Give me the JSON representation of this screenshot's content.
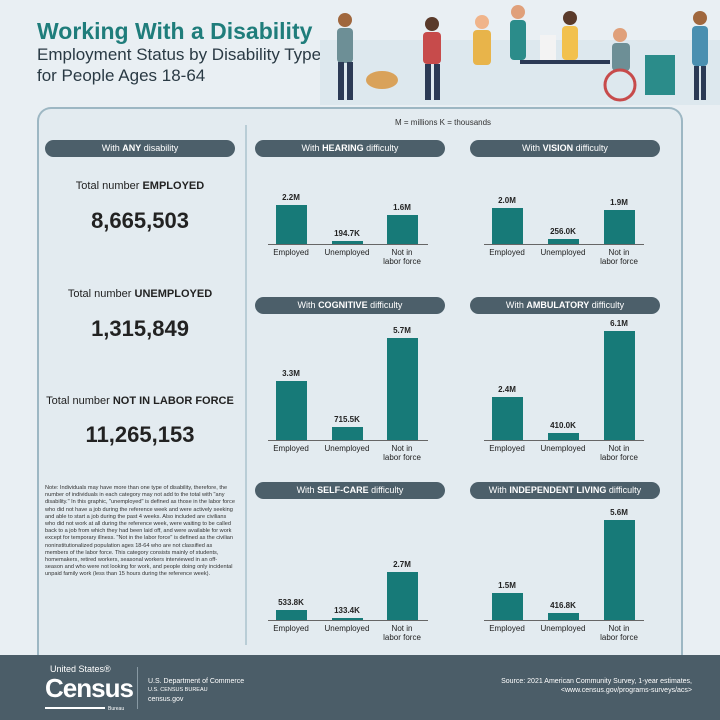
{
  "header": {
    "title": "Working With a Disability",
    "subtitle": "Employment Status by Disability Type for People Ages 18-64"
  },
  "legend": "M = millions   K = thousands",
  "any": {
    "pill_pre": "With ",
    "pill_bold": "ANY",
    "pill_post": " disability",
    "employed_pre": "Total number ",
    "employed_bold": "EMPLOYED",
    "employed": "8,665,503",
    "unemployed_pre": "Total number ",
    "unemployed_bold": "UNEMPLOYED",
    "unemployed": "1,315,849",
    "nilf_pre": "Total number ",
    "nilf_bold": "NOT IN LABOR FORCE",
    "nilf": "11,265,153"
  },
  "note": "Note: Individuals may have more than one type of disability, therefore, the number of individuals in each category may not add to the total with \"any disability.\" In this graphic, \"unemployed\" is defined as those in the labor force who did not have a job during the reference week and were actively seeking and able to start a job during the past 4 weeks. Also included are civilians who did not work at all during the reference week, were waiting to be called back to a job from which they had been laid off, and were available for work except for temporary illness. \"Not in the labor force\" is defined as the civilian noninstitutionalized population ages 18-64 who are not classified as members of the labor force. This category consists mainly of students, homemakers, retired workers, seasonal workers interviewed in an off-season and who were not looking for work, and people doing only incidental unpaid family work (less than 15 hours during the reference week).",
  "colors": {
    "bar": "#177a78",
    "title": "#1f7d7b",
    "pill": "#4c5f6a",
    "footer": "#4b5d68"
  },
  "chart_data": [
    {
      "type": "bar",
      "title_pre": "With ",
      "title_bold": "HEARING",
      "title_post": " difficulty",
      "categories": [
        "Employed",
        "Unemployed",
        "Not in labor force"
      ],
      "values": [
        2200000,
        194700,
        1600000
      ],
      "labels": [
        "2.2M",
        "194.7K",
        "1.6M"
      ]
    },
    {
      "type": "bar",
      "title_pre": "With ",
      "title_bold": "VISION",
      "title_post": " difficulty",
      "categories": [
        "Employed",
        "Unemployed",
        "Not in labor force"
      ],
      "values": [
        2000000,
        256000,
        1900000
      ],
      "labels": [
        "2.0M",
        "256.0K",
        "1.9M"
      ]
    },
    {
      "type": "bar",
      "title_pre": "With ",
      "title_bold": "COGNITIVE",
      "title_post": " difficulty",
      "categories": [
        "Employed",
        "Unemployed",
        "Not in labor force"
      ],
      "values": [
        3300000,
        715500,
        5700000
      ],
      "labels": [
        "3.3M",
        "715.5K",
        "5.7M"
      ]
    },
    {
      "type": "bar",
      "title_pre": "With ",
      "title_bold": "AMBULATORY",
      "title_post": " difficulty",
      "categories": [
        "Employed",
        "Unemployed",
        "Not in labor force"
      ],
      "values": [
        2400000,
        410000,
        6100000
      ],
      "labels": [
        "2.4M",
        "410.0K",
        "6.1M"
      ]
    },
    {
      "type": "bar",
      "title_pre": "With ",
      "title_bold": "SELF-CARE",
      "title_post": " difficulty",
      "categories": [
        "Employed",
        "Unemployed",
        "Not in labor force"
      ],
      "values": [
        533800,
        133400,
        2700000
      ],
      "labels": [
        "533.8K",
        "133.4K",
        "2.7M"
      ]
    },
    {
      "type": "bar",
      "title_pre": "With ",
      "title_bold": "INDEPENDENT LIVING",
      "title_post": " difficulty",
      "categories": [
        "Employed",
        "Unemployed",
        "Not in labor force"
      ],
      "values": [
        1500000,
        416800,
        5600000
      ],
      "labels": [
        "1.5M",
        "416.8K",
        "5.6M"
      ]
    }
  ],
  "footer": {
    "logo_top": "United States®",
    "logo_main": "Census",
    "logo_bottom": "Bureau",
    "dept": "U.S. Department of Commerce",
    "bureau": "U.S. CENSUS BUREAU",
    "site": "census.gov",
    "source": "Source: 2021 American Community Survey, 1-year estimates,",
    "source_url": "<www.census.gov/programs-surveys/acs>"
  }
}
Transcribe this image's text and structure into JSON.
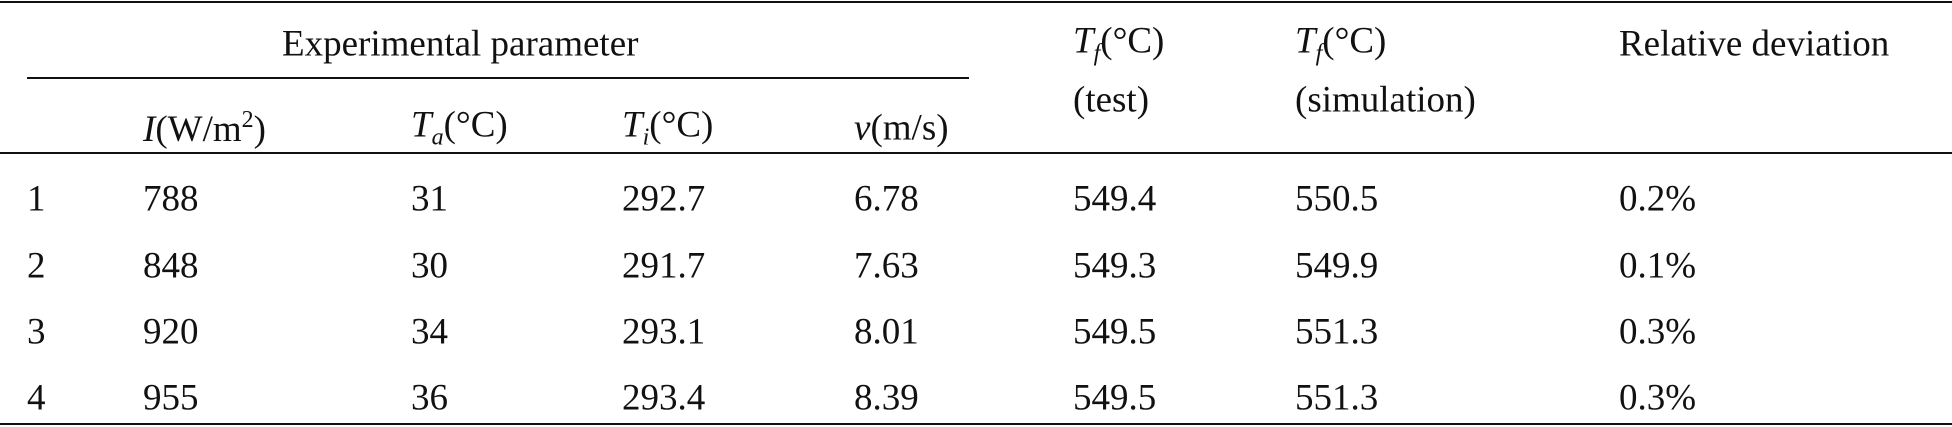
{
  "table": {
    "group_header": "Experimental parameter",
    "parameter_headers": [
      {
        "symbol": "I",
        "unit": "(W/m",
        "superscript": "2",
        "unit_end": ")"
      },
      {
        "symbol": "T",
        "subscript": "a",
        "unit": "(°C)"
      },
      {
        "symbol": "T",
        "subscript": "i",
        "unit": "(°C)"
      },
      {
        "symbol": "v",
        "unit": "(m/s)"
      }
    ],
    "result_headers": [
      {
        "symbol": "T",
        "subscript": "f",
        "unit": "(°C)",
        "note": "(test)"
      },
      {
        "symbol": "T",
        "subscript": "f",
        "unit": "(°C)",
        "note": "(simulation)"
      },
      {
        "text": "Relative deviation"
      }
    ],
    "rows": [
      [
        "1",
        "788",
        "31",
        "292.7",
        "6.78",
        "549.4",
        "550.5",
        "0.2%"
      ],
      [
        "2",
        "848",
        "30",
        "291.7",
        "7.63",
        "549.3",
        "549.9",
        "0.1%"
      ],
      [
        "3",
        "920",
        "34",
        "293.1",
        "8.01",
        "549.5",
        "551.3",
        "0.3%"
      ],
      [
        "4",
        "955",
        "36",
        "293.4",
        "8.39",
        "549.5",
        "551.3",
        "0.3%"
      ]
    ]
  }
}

★ ★ ★ ★

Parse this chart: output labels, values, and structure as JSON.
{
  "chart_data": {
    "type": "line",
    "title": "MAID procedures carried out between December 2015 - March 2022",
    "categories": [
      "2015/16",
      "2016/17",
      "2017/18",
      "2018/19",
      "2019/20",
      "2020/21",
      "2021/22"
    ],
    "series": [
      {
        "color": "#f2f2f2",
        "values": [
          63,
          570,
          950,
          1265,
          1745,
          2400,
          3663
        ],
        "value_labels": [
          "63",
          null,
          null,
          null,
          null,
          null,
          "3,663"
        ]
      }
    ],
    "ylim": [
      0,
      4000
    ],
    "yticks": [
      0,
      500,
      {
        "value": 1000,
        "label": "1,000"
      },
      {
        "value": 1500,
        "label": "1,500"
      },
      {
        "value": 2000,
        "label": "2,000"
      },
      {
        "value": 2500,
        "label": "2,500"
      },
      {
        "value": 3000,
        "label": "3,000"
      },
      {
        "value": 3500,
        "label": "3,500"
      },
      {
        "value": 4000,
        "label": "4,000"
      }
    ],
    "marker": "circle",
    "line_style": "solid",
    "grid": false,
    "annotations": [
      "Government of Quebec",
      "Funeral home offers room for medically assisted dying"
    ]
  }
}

★ ★ ★ ★

## What is needed
Only a number is needed: how many lines of the material above contain "subscript"?

## Worked solution
4